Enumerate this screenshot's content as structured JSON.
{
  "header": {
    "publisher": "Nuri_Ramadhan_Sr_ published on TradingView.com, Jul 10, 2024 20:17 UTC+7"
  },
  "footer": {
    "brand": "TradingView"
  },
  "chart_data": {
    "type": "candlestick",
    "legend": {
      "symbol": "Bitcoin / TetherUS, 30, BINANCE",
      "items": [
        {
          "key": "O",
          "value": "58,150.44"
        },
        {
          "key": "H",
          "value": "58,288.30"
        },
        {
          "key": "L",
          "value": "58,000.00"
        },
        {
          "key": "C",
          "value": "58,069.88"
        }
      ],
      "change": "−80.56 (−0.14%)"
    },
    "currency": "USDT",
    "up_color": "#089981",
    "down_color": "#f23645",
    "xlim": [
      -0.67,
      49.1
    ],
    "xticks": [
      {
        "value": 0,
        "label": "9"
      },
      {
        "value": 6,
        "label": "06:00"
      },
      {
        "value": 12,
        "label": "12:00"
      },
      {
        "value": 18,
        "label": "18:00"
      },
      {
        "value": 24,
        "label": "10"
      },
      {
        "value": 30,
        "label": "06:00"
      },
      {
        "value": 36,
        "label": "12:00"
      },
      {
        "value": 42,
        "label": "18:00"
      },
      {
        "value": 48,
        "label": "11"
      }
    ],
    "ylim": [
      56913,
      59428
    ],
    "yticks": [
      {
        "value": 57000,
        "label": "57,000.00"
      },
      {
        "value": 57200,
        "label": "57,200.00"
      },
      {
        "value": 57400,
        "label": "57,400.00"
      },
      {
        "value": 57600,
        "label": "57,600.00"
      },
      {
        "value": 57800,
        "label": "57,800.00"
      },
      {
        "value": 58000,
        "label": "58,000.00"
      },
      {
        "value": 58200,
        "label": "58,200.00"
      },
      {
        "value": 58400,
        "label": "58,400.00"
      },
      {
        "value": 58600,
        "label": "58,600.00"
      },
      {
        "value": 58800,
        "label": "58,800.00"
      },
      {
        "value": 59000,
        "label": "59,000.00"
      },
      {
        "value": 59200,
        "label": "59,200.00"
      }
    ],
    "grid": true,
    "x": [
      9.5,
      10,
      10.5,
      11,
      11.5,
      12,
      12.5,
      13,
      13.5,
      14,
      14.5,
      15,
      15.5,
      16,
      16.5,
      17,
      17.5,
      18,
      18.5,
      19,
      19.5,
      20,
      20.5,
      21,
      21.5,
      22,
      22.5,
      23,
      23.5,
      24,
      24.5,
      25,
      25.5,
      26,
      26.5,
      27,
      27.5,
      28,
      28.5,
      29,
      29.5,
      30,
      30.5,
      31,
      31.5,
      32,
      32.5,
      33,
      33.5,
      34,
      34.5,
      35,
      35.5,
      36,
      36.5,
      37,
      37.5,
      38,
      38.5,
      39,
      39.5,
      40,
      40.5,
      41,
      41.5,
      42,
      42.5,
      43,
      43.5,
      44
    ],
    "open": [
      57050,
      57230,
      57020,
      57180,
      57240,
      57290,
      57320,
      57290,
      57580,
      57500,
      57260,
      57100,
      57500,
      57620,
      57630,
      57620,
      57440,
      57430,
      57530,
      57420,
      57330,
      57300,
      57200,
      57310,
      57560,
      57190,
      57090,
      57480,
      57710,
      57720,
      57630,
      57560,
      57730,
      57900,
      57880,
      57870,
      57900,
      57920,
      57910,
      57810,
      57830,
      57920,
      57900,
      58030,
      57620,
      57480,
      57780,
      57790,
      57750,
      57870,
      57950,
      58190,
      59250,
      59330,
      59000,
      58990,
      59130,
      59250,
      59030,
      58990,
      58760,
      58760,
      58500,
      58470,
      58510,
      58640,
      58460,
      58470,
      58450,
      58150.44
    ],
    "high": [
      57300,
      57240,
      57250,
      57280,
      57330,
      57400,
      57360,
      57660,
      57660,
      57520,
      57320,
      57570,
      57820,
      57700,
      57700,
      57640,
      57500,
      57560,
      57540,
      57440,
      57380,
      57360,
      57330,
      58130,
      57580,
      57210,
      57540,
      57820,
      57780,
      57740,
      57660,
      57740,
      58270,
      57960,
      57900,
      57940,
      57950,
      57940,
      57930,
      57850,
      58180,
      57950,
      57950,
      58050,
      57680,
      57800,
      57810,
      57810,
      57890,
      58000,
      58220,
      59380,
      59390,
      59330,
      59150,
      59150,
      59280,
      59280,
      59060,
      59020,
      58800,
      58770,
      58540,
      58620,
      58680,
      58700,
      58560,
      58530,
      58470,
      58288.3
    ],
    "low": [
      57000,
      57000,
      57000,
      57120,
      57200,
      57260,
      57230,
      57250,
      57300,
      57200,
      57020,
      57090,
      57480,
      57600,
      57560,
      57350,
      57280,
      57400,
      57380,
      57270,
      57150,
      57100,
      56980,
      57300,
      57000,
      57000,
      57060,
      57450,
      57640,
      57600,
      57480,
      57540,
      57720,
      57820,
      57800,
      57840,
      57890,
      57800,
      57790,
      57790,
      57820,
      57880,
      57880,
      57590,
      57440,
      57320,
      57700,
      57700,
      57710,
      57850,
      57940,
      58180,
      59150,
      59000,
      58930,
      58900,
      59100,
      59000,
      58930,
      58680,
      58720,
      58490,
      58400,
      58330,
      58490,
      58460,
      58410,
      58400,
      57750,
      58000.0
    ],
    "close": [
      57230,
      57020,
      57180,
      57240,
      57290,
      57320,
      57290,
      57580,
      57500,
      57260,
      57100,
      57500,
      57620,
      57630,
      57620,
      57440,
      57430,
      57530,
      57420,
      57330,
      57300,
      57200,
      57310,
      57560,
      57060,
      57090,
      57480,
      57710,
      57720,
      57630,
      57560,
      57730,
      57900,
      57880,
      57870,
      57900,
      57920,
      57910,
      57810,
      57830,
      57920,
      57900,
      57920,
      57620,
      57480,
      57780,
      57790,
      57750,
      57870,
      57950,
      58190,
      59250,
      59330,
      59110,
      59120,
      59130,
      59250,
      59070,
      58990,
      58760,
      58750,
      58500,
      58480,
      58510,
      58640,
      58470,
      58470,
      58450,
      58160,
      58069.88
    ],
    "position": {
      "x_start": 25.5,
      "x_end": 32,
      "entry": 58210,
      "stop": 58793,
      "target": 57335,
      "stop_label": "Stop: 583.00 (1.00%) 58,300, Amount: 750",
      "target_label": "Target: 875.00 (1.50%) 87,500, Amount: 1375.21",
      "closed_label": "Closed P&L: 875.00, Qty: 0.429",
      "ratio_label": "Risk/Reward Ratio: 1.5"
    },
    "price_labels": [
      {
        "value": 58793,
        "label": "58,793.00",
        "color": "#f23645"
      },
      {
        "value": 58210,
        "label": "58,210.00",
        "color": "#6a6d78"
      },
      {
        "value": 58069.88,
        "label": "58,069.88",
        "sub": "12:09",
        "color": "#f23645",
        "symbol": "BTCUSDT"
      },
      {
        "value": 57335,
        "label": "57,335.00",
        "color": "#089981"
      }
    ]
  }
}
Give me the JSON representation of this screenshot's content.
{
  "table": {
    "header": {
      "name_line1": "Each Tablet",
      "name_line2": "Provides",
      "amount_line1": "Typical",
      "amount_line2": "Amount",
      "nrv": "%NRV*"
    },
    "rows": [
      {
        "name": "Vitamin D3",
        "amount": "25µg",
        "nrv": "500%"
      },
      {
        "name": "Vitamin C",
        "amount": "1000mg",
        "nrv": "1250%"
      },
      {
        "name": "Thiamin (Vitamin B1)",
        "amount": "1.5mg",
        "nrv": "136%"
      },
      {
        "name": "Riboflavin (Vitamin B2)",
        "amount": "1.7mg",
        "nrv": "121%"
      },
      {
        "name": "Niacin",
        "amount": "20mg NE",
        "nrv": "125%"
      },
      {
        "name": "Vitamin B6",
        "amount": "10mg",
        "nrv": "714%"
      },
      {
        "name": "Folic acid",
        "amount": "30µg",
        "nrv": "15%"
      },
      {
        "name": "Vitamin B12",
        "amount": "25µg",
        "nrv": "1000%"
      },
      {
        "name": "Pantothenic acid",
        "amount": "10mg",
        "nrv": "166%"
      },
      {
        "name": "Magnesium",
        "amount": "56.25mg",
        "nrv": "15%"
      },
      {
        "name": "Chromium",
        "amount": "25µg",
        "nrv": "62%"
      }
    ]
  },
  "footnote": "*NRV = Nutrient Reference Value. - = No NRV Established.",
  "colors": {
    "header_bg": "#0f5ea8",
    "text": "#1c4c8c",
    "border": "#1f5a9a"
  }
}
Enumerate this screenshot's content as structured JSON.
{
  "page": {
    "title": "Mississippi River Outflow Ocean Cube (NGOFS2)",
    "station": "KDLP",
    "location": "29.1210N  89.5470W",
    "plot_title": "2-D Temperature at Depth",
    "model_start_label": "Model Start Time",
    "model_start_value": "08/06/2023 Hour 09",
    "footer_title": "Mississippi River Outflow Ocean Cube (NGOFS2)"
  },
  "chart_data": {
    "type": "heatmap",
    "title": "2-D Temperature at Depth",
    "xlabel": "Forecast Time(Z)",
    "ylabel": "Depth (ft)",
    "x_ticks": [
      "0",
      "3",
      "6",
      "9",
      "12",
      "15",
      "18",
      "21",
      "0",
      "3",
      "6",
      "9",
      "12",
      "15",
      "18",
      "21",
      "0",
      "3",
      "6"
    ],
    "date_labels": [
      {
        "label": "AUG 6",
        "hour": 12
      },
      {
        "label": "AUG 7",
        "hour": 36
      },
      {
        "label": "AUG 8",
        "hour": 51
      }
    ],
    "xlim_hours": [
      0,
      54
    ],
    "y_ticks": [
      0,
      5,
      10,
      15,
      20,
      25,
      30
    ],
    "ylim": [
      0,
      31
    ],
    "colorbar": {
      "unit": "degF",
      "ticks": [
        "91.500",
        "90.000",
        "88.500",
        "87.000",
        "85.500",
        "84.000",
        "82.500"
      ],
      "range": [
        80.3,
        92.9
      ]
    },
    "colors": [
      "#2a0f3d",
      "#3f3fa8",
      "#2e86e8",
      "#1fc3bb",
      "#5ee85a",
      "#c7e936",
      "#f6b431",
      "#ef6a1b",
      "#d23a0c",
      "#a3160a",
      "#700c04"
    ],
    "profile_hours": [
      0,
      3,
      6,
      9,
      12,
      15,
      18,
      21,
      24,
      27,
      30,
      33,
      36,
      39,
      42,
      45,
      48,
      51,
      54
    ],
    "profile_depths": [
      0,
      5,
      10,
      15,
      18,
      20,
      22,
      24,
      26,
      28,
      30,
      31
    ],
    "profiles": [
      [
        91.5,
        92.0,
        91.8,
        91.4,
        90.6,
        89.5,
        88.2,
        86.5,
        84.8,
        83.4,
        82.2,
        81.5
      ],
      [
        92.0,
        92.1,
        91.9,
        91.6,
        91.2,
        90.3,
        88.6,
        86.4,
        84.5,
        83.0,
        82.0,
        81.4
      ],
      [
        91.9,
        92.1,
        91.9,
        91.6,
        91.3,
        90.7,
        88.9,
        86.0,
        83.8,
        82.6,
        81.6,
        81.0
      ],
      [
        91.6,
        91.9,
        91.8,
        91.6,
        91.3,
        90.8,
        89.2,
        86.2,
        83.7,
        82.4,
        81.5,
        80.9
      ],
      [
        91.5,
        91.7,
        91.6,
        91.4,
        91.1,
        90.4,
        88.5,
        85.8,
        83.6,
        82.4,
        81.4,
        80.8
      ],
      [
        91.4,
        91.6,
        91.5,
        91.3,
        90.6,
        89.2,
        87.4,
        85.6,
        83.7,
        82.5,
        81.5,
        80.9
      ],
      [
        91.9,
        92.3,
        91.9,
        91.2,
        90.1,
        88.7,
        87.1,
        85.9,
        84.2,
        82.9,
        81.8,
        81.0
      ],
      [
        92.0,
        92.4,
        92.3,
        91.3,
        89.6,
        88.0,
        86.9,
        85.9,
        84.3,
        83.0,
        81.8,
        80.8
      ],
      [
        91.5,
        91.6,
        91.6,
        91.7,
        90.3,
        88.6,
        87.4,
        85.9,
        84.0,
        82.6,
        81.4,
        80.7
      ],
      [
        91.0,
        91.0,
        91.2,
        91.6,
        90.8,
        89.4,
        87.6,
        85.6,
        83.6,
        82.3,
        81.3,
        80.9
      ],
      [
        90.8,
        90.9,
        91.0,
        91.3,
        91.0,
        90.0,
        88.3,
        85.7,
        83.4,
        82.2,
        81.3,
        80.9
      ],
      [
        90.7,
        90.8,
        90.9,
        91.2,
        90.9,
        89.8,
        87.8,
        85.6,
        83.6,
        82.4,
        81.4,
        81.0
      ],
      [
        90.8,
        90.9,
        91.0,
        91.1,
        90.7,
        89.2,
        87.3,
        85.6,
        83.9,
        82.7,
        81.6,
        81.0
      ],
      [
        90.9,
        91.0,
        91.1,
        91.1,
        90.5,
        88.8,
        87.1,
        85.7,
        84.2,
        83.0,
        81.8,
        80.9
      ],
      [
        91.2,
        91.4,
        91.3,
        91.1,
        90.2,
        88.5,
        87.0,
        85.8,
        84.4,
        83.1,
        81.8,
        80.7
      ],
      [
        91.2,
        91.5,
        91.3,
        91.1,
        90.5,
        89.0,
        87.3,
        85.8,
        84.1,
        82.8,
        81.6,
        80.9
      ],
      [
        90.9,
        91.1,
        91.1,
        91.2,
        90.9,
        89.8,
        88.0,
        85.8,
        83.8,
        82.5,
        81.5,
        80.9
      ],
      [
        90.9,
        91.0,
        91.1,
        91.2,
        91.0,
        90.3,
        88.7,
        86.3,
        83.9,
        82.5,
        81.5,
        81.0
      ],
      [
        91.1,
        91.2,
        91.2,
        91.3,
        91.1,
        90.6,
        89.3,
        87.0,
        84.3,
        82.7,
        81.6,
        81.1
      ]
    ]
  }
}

## BRIEF:
From the entries above, copy every line containing the word "Ocean".

## EXERCISE OUTPUT:
    "title": "Mississippi River Outflow Ocean Cube (NGOFS2)",
    "footer_title": "Mississippi River Outflow Ocean Cube (NGOFS2)"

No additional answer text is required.